| TO DO |
Filter this material down to the lines that hold "Acan", copying each one.

(Dataset listings of figures)
________________________

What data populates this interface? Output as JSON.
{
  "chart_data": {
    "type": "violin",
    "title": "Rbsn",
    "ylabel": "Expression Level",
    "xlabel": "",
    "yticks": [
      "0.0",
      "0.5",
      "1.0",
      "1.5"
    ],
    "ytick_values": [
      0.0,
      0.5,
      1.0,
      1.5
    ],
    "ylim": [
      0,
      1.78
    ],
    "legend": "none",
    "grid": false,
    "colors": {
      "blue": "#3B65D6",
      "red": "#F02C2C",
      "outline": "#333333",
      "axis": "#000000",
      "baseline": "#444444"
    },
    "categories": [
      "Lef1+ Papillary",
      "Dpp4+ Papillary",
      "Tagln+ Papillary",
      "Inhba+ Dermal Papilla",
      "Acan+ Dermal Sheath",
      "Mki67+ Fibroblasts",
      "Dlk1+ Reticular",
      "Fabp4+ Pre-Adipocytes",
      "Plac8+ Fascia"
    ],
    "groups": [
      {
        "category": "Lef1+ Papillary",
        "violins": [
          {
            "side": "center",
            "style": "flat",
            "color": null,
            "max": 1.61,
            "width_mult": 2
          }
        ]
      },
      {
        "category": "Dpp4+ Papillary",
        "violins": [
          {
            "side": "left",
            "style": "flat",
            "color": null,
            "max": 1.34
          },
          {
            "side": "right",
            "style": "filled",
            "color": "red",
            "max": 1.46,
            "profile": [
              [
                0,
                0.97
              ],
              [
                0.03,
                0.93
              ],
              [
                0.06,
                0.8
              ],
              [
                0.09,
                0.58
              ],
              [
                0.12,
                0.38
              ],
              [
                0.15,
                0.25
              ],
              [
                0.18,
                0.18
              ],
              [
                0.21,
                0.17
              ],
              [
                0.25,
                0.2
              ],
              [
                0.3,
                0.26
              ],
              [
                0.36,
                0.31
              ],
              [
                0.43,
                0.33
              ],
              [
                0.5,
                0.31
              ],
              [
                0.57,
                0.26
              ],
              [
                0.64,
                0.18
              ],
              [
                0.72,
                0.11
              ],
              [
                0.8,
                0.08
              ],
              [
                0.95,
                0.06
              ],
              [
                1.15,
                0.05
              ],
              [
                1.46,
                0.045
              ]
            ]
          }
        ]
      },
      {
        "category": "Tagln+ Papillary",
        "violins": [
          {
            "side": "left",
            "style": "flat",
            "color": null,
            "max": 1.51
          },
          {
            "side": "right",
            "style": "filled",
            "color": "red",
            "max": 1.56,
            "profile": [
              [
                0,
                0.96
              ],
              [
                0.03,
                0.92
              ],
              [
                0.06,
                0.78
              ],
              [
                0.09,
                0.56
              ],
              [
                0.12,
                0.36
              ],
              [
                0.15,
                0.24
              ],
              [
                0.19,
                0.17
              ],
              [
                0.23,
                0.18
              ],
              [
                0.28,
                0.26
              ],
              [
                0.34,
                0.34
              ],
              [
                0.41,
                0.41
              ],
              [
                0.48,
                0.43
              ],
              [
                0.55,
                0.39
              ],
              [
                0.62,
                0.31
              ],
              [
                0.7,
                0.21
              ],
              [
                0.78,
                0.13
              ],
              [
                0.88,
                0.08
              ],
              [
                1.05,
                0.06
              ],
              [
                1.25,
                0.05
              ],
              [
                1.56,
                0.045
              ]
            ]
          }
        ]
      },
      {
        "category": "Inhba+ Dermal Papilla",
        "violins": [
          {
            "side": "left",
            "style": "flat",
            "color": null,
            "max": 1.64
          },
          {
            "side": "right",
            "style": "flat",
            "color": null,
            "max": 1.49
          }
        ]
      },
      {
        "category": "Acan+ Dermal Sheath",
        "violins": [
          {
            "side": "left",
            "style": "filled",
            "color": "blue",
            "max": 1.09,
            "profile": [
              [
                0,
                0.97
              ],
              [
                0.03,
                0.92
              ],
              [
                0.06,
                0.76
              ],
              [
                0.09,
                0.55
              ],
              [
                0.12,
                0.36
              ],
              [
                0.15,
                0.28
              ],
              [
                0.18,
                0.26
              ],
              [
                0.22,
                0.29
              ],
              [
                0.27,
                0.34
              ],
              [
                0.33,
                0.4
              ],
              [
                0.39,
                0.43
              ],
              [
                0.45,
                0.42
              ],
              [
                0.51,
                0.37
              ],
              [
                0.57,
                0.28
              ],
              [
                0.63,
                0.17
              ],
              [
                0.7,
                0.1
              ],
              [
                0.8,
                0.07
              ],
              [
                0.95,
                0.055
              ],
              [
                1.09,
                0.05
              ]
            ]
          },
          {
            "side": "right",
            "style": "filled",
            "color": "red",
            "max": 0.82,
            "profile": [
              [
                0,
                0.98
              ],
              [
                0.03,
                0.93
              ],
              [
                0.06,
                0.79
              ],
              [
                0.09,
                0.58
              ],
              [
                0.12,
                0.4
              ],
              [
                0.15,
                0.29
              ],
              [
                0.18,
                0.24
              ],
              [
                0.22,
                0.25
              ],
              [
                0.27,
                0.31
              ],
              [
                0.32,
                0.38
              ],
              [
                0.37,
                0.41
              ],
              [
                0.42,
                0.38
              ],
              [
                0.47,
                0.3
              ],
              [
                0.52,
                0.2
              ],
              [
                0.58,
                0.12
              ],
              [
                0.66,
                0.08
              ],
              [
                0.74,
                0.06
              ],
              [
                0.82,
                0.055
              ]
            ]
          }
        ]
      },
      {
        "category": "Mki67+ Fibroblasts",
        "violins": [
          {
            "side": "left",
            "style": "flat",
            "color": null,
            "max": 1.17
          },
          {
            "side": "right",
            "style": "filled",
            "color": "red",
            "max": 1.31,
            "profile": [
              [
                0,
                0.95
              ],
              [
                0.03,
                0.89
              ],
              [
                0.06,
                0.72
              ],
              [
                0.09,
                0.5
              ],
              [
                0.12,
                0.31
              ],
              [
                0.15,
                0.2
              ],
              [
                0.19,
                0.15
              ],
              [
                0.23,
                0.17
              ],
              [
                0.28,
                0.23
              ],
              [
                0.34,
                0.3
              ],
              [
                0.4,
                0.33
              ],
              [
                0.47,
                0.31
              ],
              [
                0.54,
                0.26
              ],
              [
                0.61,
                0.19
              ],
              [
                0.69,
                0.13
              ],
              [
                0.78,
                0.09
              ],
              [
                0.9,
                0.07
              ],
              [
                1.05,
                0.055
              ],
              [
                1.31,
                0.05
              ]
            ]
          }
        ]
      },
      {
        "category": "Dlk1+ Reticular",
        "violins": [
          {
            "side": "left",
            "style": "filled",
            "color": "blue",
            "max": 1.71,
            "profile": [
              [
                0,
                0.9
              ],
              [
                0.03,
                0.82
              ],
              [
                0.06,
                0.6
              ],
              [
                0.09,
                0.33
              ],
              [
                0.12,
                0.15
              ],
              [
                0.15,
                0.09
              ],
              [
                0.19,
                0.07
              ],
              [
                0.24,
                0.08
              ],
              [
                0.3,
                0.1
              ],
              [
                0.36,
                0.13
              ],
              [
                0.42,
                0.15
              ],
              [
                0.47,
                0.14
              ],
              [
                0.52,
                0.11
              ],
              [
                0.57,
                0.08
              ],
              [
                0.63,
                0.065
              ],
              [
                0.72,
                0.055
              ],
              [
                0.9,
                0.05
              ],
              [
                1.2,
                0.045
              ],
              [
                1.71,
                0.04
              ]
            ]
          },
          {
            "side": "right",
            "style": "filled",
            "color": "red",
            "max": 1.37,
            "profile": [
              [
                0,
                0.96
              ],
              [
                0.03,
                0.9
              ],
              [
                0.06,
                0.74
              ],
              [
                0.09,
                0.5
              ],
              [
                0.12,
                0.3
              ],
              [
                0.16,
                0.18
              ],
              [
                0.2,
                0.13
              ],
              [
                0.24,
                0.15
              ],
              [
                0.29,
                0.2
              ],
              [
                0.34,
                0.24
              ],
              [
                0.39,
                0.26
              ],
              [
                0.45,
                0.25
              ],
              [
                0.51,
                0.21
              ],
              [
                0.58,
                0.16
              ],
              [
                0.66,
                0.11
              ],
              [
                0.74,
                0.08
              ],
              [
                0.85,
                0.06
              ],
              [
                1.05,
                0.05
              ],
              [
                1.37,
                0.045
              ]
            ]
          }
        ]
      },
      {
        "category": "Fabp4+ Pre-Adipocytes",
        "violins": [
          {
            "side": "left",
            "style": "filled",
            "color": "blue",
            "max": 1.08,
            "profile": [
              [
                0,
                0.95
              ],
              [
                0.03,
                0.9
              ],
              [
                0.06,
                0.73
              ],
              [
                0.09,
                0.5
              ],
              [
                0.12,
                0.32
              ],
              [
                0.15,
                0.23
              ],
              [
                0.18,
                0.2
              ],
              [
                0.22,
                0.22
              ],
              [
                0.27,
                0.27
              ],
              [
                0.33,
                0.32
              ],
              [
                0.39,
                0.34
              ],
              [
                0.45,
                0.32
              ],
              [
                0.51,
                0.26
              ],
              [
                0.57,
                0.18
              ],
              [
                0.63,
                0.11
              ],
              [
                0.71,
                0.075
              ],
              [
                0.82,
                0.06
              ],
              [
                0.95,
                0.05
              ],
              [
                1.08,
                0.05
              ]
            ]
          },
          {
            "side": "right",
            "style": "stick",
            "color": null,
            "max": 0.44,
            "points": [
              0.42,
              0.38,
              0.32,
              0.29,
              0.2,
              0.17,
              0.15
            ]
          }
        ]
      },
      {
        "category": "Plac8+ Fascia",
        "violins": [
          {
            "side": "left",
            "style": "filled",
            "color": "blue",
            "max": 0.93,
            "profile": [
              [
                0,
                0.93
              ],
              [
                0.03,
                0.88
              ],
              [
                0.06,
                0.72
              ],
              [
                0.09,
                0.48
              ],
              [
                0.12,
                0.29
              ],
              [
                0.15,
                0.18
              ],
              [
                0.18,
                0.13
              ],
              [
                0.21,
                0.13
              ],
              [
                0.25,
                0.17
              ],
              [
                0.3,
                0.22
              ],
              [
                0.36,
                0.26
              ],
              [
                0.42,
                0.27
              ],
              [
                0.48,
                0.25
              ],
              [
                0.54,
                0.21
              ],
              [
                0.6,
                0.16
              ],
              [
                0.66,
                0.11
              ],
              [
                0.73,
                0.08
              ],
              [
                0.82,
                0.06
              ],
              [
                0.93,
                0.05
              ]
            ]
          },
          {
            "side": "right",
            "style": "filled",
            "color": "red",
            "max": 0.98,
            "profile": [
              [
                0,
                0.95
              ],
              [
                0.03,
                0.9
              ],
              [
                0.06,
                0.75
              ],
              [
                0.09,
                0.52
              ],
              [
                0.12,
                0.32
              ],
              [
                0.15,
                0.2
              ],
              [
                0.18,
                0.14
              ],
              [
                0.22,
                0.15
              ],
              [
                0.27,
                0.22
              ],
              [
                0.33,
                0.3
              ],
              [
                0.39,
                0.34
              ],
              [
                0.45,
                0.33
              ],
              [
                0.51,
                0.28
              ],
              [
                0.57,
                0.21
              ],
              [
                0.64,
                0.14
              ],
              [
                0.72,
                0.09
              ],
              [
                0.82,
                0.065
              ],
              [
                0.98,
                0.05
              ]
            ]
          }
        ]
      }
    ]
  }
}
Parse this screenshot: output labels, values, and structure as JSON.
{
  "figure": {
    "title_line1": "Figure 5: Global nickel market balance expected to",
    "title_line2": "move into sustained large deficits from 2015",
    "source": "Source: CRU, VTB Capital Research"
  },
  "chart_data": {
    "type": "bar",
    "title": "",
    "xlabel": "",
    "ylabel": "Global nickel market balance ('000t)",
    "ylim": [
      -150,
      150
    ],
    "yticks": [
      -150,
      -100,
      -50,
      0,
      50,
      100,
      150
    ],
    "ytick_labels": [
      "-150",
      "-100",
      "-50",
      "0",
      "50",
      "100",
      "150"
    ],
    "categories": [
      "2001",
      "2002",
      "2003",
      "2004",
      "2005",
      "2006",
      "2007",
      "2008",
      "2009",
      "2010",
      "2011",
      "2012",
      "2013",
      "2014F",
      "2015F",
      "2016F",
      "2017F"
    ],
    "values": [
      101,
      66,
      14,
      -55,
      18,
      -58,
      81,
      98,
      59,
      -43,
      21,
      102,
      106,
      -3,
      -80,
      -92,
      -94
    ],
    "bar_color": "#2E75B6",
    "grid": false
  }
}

________________________

| SOLUTION FOR THIS EXERCISE |
      "Acan+ Dermal Sheath",
        "category": "Acan+ Dermal Sheath",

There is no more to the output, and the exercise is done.